Task brief
Return the whole listing exactly as it stands.

Exercise data
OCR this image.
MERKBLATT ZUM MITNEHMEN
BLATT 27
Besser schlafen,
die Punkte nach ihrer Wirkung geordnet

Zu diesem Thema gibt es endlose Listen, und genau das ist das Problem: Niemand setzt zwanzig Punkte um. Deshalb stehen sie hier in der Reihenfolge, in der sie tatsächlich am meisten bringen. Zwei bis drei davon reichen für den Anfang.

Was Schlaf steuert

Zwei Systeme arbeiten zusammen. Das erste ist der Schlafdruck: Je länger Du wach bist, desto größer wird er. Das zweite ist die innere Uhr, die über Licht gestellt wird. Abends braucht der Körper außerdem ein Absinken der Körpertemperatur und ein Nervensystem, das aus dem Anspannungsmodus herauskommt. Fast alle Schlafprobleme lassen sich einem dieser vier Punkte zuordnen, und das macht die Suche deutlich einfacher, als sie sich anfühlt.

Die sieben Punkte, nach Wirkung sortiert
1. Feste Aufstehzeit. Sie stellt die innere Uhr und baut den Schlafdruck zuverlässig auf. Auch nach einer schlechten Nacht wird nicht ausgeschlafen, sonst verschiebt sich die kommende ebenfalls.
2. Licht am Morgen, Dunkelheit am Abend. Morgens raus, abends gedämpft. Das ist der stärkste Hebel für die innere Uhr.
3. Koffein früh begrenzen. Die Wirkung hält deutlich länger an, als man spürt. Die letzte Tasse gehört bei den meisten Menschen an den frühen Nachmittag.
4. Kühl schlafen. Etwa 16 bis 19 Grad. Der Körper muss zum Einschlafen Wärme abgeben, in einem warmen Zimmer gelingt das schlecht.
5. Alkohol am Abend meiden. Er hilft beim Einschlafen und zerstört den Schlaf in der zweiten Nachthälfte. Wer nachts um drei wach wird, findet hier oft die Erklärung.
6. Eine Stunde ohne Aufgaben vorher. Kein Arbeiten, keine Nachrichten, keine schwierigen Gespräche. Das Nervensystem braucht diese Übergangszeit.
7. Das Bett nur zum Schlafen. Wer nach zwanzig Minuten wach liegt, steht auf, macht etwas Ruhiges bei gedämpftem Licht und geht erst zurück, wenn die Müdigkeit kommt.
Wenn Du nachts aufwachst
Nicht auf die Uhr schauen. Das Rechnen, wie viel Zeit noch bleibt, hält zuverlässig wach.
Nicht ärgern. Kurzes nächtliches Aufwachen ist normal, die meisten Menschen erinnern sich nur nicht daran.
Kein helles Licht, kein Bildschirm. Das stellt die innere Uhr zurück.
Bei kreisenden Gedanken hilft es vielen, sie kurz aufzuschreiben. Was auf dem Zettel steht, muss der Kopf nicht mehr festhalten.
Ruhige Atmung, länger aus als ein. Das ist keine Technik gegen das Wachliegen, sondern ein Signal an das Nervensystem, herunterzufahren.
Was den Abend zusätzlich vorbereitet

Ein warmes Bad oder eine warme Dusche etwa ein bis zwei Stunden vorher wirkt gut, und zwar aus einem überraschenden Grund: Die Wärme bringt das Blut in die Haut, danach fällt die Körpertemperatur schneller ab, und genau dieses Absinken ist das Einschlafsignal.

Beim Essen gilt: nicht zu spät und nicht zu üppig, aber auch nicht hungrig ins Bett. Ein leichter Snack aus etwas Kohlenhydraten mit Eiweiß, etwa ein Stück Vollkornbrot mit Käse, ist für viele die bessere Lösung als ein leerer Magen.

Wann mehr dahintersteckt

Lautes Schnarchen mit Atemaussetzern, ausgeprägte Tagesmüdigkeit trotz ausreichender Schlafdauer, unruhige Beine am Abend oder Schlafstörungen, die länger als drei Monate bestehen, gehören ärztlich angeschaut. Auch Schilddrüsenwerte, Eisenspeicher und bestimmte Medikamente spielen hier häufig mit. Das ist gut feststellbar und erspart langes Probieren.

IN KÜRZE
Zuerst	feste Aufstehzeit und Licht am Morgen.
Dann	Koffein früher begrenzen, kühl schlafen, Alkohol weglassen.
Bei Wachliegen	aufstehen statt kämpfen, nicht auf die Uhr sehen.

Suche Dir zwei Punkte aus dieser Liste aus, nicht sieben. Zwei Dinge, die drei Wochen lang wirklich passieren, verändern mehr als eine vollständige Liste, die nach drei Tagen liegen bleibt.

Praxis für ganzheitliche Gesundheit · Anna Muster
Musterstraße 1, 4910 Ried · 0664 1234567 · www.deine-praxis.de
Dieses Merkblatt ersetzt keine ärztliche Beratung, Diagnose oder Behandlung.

Expected answer
OCR this image.
MERKBLATT ZUM MITNEHMEN
BLATT 27
Besser schlafen,
die Punkte nach ihrer Wirkung geordnet

Zu diesem Thema gibt es endlose Listen, und genau das ist das Problem: Niemand setzt zwanzig Punkte um. Deshalb stehen sie hier in der Reihenfolge, in der sie tatsächlich am meisten bringen. Zwei bis drei davon reichen für den Anfang.

Was Schlaf steuert

Zwei Systeme arbeiten zusammen. Das erste ist der Schlafdruck: Je länger Du wach bist, desto größer wird er. Das zweite ist die innere Uhr, die über Licht gestellt wird. Abends braucht der Körper außerdem ein Absinken der Körpertemperatur und ein Nervensystem, das aus dem Anspannungsmodus herauskommt. Fast alle Schlafprobleme lassen sich einem dieser vier Punkte zuordnen, und das macht die Suche deutlich einfacher, als sie sich anfühlt.

Die sieben Punkte, nach Wirkung sortiert
1. Feste Aufstehzeit. Sie stellt die innere Uhr und baut den Schlafdruck zuverlässig auf. Auch nach einer schlechten Nacht wird nicht ausgeschlafen, sonst verschiebt sich die kommende ebenfalls.
2. Licht am Morgen, Dunkelheit am Abend. Morgens raus, abends gedämpft. Das ist der stärkste Hebel für die innere Uhr.
3. Koffein früh begrenzen. Die Wirkung hält deutlich länger an, als man spürt. Die letzte Tasse gehört bei den meisten Menschen an den frühen Nachmittag.
4. Kühl schlafen. Etwa 16 bis 19 Grad. Der Körper muss zum Einschlafen Wärme abgeben, in einem warmen Zimmer gelingt das schlecht.
5. Alkohol am Abend meiden. Er hilft beim Einschlafen und zerstört den Schlaf in der zweiten Nachthälfte. Wer nachts um drei wach wird, findet hier oft die Erklärung.
6. Eine Stunde ohne Aufgaben vorher. Kein Arbeiten, keine Nachrichten, keine schwierigen Gespräche. Das Nervensystem braucht diese Übergangszeit.
7. Das Bett nur zum Schlafen. Wer nach zwanzig Minuten wach liegt, steht auf, macht etwas Ruhiges bei gedämpftem Licht und geht erst zurück, wenn die Müdigkeit kommt.
Wenn Du nachts aufwachst
Nicht auf die Uhr schauen. Das Rechnen, wie viel Zeit noch bleibt, hält zuverlässig wach.
Nicht ärgern. Kurzes nächtliches Aufwachen ist normal, die meisten Menschen erinnern sich nur nicht daran.
Kein helles Licht, kein Bildschirm. Das stellt die innere Uhr zurück.
Bei kreisenden Gedanken hilft es vielen, sie kurz aufzuschreiben. Was auf dem Zettel steht, muss der Kopf nicht mehr festhalten.
Ruhige Atmung, länger aus als ein. Das ist keine Technik gegen das Wachliegen, sondern ein Signal an das Nervensystem, herunterzufahren.
Was den Abend zusätzlich vorbereitet

Ein warmes Bad oder eine warme Dusche etwa ein bis zwei Stunden vorher wirkt gut, und zwar aus einem überraschenden Grund: Die Wärme bringt das Blut in die Haut, danach fällt die Körpertemperatur schneller ab, und genau dieses Absinken ist das Einschlafsignal.

Beim Essen gilt: nicht zu spät und nicht zu üppig, aber auch nicht hungrig ins Bett. Ein leichter Snack aus etwas Kohlenhydraten mit Eiweiß, etwa ein Stück Vollkornbrot mit Käse, ist für viele die bessere Lösung als ein leerer Magen.

Wann mehr dahintersteckt

Lautes Schnarchen mit Atemaussetzern, ausgeprägte Tagesmüdigkeit trotz ausreichender Schlafdauer, unruhige Beine am Abend oder Schlafstörungen, die länger als drei Monate bestehen, gehören ärztlich angeschaut. Auch Schilddrüsenwerte, Eisenspeicher und bestimmte Medikamente spielen hier häufig mit. Das ist gut feststellbar und erspart langes Probieren.

IN KÜRZE
Zuerst	feste Aufstehzeit und Licht am Morgen.
Dann	Koffein früher begrenzen, kühl schlafen, Alkohol weglassen.
Bei Wachliegen	aufstehen statt kämpfen, nicht auf die Uhr sehen.

Suche Dir zwei Punkte aus dieser Liste aus, nicht sieben. Zwei Dinge, die drei Wochen lang wirklich passieren, verändern mehr als eine vollständige Liste, die nach drei Tagen liegen bleibt.

Praxis für ganzheitliche Gesundheit · Anna Muster
Musterstraße 1, 4910 Ried · 0664 1234567 · www.deine-praxis.de
Dieses Merkblatt ersetzt keine ärztliche Beratung, Diagnose oder Behandlung.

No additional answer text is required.